#### WHAT TO PRODUCE:
Return the records, each one exactly as written.

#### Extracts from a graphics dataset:
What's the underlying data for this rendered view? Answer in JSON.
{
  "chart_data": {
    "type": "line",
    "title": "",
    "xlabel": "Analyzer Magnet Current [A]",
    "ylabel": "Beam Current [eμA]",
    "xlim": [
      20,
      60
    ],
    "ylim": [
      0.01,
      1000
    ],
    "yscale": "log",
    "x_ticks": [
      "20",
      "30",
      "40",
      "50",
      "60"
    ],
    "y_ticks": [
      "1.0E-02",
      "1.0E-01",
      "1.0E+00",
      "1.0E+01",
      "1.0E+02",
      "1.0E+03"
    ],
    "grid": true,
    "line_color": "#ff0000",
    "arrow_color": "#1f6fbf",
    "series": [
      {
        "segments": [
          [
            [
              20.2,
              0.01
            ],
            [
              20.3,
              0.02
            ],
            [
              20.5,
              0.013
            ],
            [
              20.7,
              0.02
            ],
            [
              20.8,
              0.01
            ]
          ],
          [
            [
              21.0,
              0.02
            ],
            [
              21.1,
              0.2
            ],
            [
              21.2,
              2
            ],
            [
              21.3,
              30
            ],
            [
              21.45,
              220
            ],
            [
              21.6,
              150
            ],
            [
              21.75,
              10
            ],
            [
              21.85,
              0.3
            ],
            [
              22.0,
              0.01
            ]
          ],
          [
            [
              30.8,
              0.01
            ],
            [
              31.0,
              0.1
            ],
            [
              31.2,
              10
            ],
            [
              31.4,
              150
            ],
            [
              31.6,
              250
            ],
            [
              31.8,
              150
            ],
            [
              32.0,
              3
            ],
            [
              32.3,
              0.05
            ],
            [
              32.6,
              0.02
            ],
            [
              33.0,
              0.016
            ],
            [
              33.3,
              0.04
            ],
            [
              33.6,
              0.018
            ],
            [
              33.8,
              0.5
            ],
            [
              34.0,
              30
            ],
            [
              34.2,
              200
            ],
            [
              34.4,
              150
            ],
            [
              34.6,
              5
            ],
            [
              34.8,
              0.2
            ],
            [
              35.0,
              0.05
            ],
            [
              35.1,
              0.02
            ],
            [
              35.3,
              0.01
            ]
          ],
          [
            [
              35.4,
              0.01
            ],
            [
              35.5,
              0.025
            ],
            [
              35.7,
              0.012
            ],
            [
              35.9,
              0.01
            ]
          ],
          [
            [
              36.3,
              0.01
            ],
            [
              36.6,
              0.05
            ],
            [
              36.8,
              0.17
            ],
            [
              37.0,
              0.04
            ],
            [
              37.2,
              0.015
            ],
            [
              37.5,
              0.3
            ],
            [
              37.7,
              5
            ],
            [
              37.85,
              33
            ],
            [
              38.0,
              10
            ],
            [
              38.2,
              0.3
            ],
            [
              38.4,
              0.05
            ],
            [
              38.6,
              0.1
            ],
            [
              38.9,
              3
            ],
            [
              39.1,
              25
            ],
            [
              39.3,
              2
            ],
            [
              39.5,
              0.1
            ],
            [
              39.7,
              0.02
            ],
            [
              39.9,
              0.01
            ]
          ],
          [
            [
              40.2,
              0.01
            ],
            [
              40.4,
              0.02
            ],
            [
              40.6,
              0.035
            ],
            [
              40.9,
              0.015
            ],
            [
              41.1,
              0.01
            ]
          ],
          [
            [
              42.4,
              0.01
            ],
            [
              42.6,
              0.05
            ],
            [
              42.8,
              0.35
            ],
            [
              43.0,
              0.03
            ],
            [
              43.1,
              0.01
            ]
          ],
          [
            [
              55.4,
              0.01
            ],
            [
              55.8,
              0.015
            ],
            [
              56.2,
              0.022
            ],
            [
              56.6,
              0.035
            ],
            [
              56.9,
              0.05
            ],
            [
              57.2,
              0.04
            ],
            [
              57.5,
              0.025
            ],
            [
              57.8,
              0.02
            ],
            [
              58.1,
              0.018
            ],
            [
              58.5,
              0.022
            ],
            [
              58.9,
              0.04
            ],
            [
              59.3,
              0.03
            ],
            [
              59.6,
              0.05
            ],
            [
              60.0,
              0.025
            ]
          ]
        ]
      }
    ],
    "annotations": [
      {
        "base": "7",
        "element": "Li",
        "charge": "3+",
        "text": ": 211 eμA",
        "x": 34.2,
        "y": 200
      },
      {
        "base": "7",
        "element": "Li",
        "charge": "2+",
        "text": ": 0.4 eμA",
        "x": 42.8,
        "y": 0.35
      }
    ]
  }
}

#### THE REPLY:
What's the underlying data for this rendered view? Answer in JSON.
{
  "chart_data": {
    "type": "line",
    "title": "",
    "xlabel": "Analyzer Magnet Current [A]",
    "ylabel": "Beam Current [eμA]",
    "xlim": [
      20,
      60
    ],
    "ylim": [
      0.01,
      1000
    ],
    "yscale": "log",
    "x_ticks": [
      "20",
      "30",
      "40",
      "50",
      "60"
    ],
    "y_ticks": [
      "1.0E-02",
      "1.0E-01",
      "1.0E+00",
      "1.0E+01",
      "1.0E+02",
      "1.0E+03"
    ],
    "grid": true,
    "line_color": "#ff0000",
    "arrow_color": "#1f6fbf",
    "series": [
      {
        "segments": [
          [
            [
              20.2,
              0.01
            ],
            [
              20.3,
              0.02
            ],
            [
              20.5,
              0.013
            ],
            [
              20.7,
              0.02
            ],
            [
              20.8,
              0.01
            ]
          ],
          [
            [
              21.0,
              0.02
            ],
            [
              21.1,
              0.2
            ],
            [
              21.2,
              2
            ],
            [
              21.3,
              30
            ],
            [
              21.45,
              220
            ],
            [
              21.6,
              150
            ],
            [
              21.75,
              10
            ],
            [
              21.85,
              0.3
            ],
            [
              22.0,
              0.01
            ]
          ],
          [
            [
              30.8,
              0.01
            ],
            [
              31.0,
              0.1
            ],
            [
              31.2,
              10
            ],
            [
              31.4,
              150
            ],
            [
              31.6,
              250
            ],
            [
              31.8,
              150
            ],
            [
              32.0,
              3
            ],
            [
              32.3,
              0.05
            ],
            [
              32.6,
              0.02
            ],
            [
              33.0,
              0.016
            ],
            [
              33.3,
              0.04
            ],
            [
              33.6,
              0.018
            ],
            [
              33.8,
              0.5
            ],
            [
              34.0,
              30
            ],
            [
              34.2,
              200
            ],
            [
              34.4,
              150
            ],
            [
              34.6,
              5
            ],
            [
              34.8,
              0.2
            ],
            [
              35.0,
              0.05
            ],
            [
              35.1,
              0.02
            ],
            [
              35.3,
              0.01
            ]
          ],
          [
            [
              35.4,
              0.01
            ],
            [
              35.5,
              0.025
            ],
            [
              35.7,
              0.012
            ],
            [
              35.9,
              0.01
            ]
          ],
          [
            [
              36.3,
              0.01
            ],
            [
              36.6,
              0.05
            ],
            [
              36.8,
              0.17
            ],
            [
              37.0,
              0.04
            ],
            [
              37.2,
              0.015
            ],
            [
              37.5,
              0.3
            ],
            [
              37.7,
              5
            ],
            [
              37.85,
              33
            ],
            [
              38.0,
              10
            ],
            [
              38.2,
              0.3
            ],
            [
              38.4,
              0.05
            ],
            [
              38.6,
              0.1
            ],
            [
              38.9,
              3
            ],
            [
              39.1,
              25
            ],
            [
              39.3,
              2
            ],
            [
              39.5,
              0.1
            ],
            [
              39.7,
              0.02
            ],
            [
              39.9,
              0.01
            ]
          ],
          [
            [
              40.2,
              0.01
            ],
            [
              40.4,
              0.02
            ],
            [
              40.6,
              0.035
            ],
            [
              40.9,
              0.015
            ],
            [
              41.1,
              0.01
            ]
          ],
          [
            [
              42.4,
              0.01
            ],
            [
              42.6,
              0.05
            ],
            [
              42.8,
              0.35
            ],
            [
              43.0,
              0.03
            ],
            [
              43.1,
              0.01
            ]
          ],
          [
            [
              55.4,
              0.01
            ],
            [
              55.8,
              0.015
            ],
            [
              56.2,
              0.022
            ],
            [
              56.6,
              0.035
            ],
            [
              56.9,
              0.05
            ],
            [
              57.2,
              0.04
            ],
            [
              57.5,
              0.025
            ],
            [
              57.8,
              0.02
            ],
            [
              58.1,
              0.018
            ],
            [
              58.5,
              0.022
            ],
            [
              58.9,
              0.04
            ],
            [
              59.3,
              0.03
            ],
            [
              59.6,
              0.05
            ],
            [
              60.0,
              0.025
            ]
          ]
        ]
      }
    ],
    "annotations": [
      {
        "base": "7",
        "element": "Li",
        "charge": "3+",
        "text": ": 211 eμA",
        "x": 34.2,
        "y": 200
      },
      {
        "base": "7",
        "element": "Li",
        "charge": "2+",
        "text": ": 0.4 eμA",
        "x": 42.8,
        "y": 0.35
      }
    ]
  }
}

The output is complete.